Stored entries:
-*-*-

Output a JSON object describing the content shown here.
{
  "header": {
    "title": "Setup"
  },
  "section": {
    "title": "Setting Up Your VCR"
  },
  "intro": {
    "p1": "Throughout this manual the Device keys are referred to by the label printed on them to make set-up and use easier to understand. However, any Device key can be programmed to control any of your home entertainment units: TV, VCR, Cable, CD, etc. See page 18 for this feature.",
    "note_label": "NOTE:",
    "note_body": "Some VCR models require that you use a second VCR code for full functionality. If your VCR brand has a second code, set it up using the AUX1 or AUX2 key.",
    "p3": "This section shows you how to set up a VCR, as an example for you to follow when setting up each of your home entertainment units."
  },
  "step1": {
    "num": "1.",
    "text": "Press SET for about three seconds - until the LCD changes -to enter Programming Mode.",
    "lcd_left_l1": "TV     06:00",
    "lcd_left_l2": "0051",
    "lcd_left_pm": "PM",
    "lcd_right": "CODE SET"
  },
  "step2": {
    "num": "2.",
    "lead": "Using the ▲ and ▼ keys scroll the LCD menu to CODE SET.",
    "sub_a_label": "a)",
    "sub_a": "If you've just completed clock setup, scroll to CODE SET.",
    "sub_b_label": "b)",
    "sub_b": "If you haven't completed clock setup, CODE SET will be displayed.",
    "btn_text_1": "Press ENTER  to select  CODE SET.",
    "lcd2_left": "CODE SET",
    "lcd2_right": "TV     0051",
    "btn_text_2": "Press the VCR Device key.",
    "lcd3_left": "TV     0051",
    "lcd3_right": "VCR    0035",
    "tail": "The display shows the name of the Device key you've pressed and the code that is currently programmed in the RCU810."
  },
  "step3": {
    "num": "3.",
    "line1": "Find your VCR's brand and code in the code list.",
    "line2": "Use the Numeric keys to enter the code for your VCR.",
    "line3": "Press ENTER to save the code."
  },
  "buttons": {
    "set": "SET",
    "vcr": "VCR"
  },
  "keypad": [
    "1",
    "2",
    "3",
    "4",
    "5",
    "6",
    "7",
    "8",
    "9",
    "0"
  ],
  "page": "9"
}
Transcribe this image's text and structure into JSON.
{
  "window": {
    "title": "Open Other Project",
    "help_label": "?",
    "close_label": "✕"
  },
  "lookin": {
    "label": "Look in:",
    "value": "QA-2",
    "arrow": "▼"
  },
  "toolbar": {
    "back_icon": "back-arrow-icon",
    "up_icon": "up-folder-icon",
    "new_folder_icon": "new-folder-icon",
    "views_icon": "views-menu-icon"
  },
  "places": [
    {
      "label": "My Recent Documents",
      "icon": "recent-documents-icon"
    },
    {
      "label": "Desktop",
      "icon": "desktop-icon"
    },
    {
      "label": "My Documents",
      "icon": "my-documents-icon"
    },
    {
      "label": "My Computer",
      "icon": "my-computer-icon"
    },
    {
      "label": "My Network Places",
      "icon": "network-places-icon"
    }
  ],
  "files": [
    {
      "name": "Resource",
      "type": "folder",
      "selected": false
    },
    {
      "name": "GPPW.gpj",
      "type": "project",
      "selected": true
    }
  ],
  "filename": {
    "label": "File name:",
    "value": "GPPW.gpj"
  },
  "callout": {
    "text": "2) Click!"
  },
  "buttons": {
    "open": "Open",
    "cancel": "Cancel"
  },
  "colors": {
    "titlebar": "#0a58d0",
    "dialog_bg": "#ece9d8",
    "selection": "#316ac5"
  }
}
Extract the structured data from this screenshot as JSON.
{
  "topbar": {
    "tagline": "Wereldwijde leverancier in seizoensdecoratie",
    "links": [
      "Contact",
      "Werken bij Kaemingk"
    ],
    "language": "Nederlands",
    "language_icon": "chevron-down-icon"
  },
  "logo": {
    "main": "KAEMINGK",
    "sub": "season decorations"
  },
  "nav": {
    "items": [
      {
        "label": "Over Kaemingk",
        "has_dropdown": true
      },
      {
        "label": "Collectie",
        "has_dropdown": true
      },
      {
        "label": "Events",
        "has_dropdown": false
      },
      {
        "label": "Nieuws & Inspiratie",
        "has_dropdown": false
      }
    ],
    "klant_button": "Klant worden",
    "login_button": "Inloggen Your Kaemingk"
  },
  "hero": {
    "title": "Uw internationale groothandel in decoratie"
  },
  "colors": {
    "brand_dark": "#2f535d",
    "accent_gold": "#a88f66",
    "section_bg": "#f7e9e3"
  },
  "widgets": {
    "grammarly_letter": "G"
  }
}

-*-*-

▶ What you are asked to do: Exactly reproduce all of the entries above.

▶ Solution for this task:
Output a JSON object describing the content shown here.
{
  "header": {
    "title": "Setup"
  },
  "section": {
    "title": "Setting Up Your VCR"
  },
  "intro": {
    "p1": "Throughout this manual the Device keys are referred to by the label printed on them to make set-up and use easier to understand. However, any Device key can be programmed to control any of your home entertainment units: TV, VCR, Cable, CD, etc. See page 18 for this feature.",
    "note_label": "NOTE:",
    "note_body": "Some VCR models require that you use a second VCR code for full functionality. If your VCR brand has a second code, set it up using the AUX1 or AUX2 key.",
    "p3": "This section shows you how to set up a VCR, as an example for you to follow when setting up each of your home entertainment units."
  },
  "step1": {
    "num": "1.",
    "text": "Press SET for about three seconds - until the LCD changes -to enter Programming Mode.",
    "lcd_left_l1": "TV     06:00",
    "lcd_left_l2": "0051",
    "lcd_left_pm": "PM",
    "lcd_right": "CODE SET"
  },
  "step2": {
    "num": "2.",
    "lead": "Using the ▲ and ▼ keys scroll the LCD menu to CODE SET.",
    "sub_a_label": "a)",
    "sub_a": "If you've just completed clock setup, scroll to CODE SET.",
    "sub_b_label": "b)",
    "sub_b": "If you haven't completed clock setup, CODE SET will be displayed.",
    "btn_text_1": "Press ENTER  to select  CODE SET.",
    "lcd2_left": "CODE SET",
    "lcd2_right": "TV     0051",
    "btn_text_2": "Press the VCR Device key.",
    "lcd3_left": "TV     0051",
    "lcd3_right": "VCR    0035",
    "tail": "The display shows the name of the Device key you've pressed and the code that is currently programmed in the RCU810."
  },
  "step3": {
    "num": "3.",
    "line1": "Find your VCR's brand and code in the code list.",
    "line2": "Use the Numeric keys to enter the code for your VCR.",
    "line3": "Press ENTER to save the code."
  },
  "buttons": {
    "set": "SET",
    "vcr": "VCR"
  },
  "keypad": [
    "1",
    "2",
    "3",
    "4",
    "5",
    "6",
    "7",
    "8",
    "9",
    "0"
  ],
  "page": "9"
}
Transcribe this image's text and structure into JSON.
{
  "window": {
    "title": "Open Other Project",
    "help_label": "?",
    "close_label": "✕"
  },
  "lookin": {
    "label": "Look in:",
    "value": "QA-2",
    "arrow": "▼"
  },
  "toolbar": {
    "back_icon": "back-arrow-icon",
    "up_icon": "up-folder-icon",
    "new_folder_icon": "new-folder-icon",
    "views_icon": "views-menu-icon"
  },
  "places": [
    {
      "label": "My Recent Documents",
      "icon": "recent-documents-icon"
    },
    {
      "label": "Desktop",
      "icon": "desktop-icon"
    },
    {
      "label": "My Documents",
      "icon": "my-documents-icon"
    },
    {
      "label": "My Computer",
      "icon": "my-computer-icon"
    },
    {
      "label": "My Network Places",
      "icon": "network-places-icon"
    }
  ],
  "files": [
    {
      "name": "Resource",
      "type": "folder",
      "selected": false
    },
    {
      "name": "GPPW.gpj",
      "type": "project",
      "selected": true
    }
  ],
  "filename": {
    "label": "File name:",
    "value": "GPPW.gpj"
  },
  "callout": {
    "text": "2) Click!"
  },
  "buttons": {
    "open": "Open",
    "cancel": "Cancel"
  },
  "colors": {
    "titlebar": "#0a58d0",
    "dialog_bg": "#ece9d8",
    "selection": "#316ac5"
  }
}
Extract the structured data from this screenshot as JSON.
{
  "topbar": {
    "tagline": "Wereldwijde leverancier in seizoensdecoratie",
    "links": [
      "Contact",
      "Werken bij Kaemingk"
    ],
    "language": "Nederlands",
    "language_icon": "chevron-down-icon"
  },
  "logo": {
    "main": "KAEMINGK",
    "sub": "season decorations"
  },
  "nav": {
    "items": [
      {
        "label": "Over Kaemingk",
        "has_dropdown": true
      },
      {
        "label": "Collectie",
        "has_dropdown": true
      },
      {
        "label": "Events",
        "has_dropdown": false
      },
      {
        "label": "Nieuws & Inspiratie",
        "has_dropdown": false
      }
    ],
    "klant_button": "Klant worden",
    "login_button": "Inloggen Your Kaemingk"
  },
  "hero": {
    "title": "Uw internationale groothandel in decoratie"
  },
  "colors": {
    "brand_dark": "#2f535d",
    "accent_gold": "#a88f66",
    "section_bg": "#f7e9e3"
  },
  "widgets": {
    "grammarly_letter": "G"
  }
}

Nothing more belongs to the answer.